* START *
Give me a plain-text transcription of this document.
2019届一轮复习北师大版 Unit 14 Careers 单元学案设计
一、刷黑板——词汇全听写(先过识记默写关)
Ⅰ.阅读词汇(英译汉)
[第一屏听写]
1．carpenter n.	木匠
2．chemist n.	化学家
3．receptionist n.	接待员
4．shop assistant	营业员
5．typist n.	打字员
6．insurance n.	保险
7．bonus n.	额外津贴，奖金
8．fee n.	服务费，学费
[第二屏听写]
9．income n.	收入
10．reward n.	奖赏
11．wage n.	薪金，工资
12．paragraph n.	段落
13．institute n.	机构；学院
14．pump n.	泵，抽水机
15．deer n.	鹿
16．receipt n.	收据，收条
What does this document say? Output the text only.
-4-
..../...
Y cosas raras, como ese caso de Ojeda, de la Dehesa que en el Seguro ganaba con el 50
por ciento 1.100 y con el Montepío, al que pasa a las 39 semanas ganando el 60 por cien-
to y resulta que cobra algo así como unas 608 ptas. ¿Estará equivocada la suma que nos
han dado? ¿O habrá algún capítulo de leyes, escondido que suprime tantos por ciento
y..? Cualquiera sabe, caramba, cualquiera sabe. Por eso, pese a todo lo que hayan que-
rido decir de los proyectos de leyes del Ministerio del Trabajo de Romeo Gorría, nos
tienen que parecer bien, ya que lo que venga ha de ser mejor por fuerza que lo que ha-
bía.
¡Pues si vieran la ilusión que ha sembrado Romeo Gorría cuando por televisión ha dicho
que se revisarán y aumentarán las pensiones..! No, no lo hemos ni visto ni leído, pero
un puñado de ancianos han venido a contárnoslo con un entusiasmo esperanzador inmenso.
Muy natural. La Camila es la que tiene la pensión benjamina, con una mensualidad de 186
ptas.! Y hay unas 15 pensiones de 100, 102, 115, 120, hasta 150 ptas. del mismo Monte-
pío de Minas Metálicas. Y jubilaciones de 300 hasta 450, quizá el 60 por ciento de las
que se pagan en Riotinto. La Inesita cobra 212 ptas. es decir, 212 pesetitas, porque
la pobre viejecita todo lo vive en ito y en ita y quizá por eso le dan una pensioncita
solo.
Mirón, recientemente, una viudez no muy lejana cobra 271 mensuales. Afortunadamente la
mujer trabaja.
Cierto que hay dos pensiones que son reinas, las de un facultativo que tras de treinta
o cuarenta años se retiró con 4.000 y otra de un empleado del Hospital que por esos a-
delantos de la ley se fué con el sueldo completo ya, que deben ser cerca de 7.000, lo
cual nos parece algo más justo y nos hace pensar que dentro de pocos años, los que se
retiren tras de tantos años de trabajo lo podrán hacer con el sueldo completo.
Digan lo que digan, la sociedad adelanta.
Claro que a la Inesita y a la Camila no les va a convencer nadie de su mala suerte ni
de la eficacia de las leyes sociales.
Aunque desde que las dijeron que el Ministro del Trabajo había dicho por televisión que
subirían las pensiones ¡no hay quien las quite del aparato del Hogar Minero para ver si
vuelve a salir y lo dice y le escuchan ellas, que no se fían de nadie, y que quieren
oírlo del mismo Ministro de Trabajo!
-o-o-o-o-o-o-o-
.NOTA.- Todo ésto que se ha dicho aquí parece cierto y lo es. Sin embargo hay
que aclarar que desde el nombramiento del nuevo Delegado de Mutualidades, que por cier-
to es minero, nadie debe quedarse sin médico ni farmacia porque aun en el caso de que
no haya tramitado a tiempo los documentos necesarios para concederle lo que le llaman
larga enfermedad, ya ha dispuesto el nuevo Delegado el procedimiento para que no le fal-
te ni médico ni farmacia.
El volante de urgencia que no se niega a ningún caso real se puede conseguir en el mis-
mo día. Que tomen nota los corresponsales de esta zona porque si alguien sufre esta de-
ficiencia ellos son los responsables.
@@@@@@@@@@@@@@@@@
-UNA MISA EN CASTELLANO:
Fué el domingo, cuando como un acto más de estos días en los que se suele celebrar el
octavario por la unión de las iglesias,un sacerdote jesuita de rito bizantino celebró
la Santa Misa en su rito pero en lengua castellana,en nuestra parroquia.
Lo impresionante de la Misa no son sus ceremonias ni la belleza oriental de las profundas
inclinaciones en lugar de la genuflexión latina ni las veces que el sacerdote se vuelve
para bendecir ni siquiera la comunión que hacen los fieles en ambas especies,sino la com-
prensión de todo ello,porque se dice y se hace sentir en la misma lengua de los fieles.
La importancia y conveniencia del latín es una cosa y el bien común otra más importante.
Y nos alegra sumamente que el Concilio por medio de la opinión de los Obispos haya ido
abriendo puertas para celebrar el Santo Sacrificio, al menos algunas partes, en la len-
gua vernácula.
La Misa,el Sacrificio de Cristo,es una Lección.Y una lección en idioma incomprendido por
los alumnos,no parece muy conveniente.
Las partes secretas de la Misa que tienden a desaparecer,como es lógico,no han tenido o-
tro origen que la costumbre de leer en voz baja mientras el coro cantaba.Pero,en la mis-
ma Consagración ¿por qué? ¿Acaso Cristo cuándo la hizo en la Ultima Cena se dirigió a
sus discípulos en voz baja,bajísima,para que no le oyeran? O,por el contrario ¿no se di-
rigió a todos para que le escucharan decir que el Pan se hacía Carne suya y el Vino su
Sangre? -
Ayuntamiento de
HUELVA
* END *
- YOUR INSTRUCTIONS: Copy out the data shown above without altering anything.

- THE OUTPUT:
Give me a plain-text transcription of this document.
2019届一轮复习北师大版 Unit 14 Careers 单元学案设计
一、刷黑板——词汇全听写(先过识记默写关)
Ⅰ.阅读词汇(英译汉)
[第一屏听写]
1．carpenter n.	木匠
2．chemist n.	化学家
3．receptionist n.	接待员
4．shop assistant	营业员
5．typist n.	打字员
6．insurance n.	保险
7．bonus n.	额外津贴，奖金
8．fee n.	服务费，学费
[第二屏听写]
9．income n.	收入
10．reward n.	奖赏
11．wage n.	薪金，工资
12．paragraph n.	段落
13．institute n.	机构；学院
14．pump n.	泵，抽水机
15．deer n.	鹿
16．receipt n.	收据，收条
What does this document say? Output the text only.
-4-
..../...
Y cosas raras, como ese caso de Ojeda, de la Dehesa que en el Seguro ganaba con el 50
por ciento 1.100 y con el Montepío, al que pasa a las 39 semanas ganando el 60 por cien-
to y resulta que cobra algo así como unas 608 ptas. ¿Estará equivocada la suma que nos
han dado? ¿O habrá algún capítulo de leyes, escondido que suprime tantos por ciento
y..? Cualquiera sabe, caramba, cualquiera sabe. Por eso, pese a todo lo que hayan que-
rido decir de los proyectos de leyes del Ministerio del Trabajo de Romeo Gorría, nos
tienen que parecer bien, ya que lo que venga ha de ser mejor por fuerza que lo que ha-
bía.
¡Pues si vieran la ilusión que ha sembrado Romeo Gorría cuando por televisión ha dicho
que se revisarán y aumentarán las pensiones..! No, no lo hemos ni visto ni leído, pero
un puñado de ancianos han venido a contárnoslo con un entusiasmo esperanzador inmenso.
Muy natural. La Camila es la que tiene la pensión benjamina, con una mensualidad de 186
ptas.! Y hay unas 15 pensiones de 100, 102, 115, 120, hasta 150 ptas. del mismo Monte-
pío de Minas Metálicas. Y jubilaciones de 300 hasta 450, quizá el 60 por ciento de las
que se pagan en Riotinto. La Inesita cobra 212 ptas. es decir, 212 pesetitas, porque
la pobre viejecita todo lo vive en ito y en ita y quizá por eso le dan una pensioncita
solo.
Mirón, recientemente, una viudez no muy lejana cobra 271 mensuales. Afortunadamente la
mujer trabaja.
Cierto que hay dos pensiones que son reinas, las de un facultativo que tras de treinta
o cuarenta años se retiró con 4.000 y otra de un empleado del Hospital que por esos a-
delantos de la ley se fué con el sueldo completo ya, que deben ser cerca de 7.000, lo
cual nos parece algo más justo y nos hace pensar que dentro de pocos años, los que se
retiren tras de tantos años de trabajo lo podrán hacer con el sueldo completo.
Digan lo que digan, la sociedad adelanta.
Claro que a la Inesita y a la Camila no les va a convencer nadie de su mala suerte ni
de la eficacia de las leyes sociales.
Aunque desde que las dijeron que el Ministro del Trabajo había dicho por televisión que
subirían las pensiones ¡no hay quien las quite del aparato del Hogar Minero para ver si
vuelve a salir y lo dice y le escuchan ellas, que no se fían de nadie, y que quieren
oírlo del mismo Ministro de Trabajo!
-o-o-o-o-o-o-o-
.NOTA.- Todo ésto que se ha dicho aquí parece cierto y lo es. Sin embargo hay
que aclarar que desde el nombramiento del nuevo Delegado de Mutualidades, que por cier-
to es minero, nadie debe quedarse sin médico ni farmacia porque aun en el caso de que
no haya tramitado a tiempo los documentos necesarios para concederle lo que le llaman
larga enfermedad, ya ha dispuesto el nuevo Delegado el procedimiento para que no le fal-
te ni médico ni farmacia.
El volante de urgencia que no se niega a ningún caso real se puede conseguir en el mis-
mo día. Que tomen nota los corresponsales de esta zona porque si alguien sufre esta de-
ficiencia ellos son los responsables.
@@@@@@@@@@@@@@@@@
-UNA MISA EN CASTELLANO:
Fué el domingo, cuando como un acto más de estos días en los que se suele celebrar el
octavario por la unión de las iglesias,un sacerdote jesuita de rito bizantino celebró
la Santa Misa en su rito pero en lengua castellana,en nuestra parroquia.
Lo impresionante de la Misa no son sus ceremonias ni la belleza oriental de las profundas
inclinaciones en lugar de la genuflexión latina ni las veces que el sacerdote se vuelve
para bendecir ni siquiera la comunión que hacen los fieles en ambas especies,sino la com-
prensión de todo ello,porque se dice y se hace sentir en la misma lengua de los fieles.
La importancia y conveniencia del latín es una cosa y el bien común otra más importante.
Y nos alegra sumamente que el Concilio por medio de la opinión de los Obispos haya ido
abriendo puertas para celebrar el Santo Sacrificio, al menos algunas partes, en la len-
gua vernácula.
La Misa,el Sacrificio de Cristo,es una Lección.Y una lección en idioma incomprendido por
los alumnos,no parece muy conveniente.
Las partes secretas de la Misa que tienden a desaparecer,como es lógico,no han tenido o-
tro origen que la costumbre de leer en voz baja mientras el coro cantaba.Pero,en la mis-
ma Consagración ¿por qué? ¿Acaso Cristo cuándo la hizo en la Ultima Cena se dirigió a
sus discípulos en voz baja,bajísima,para que no le oyeran? O,por el contrario ¿no se di-
rigió a todos para que le escucharan decir que el Pan se hacía Carne suya y el Vino su
Sangre? -
Ayuntamiento de
HUELVA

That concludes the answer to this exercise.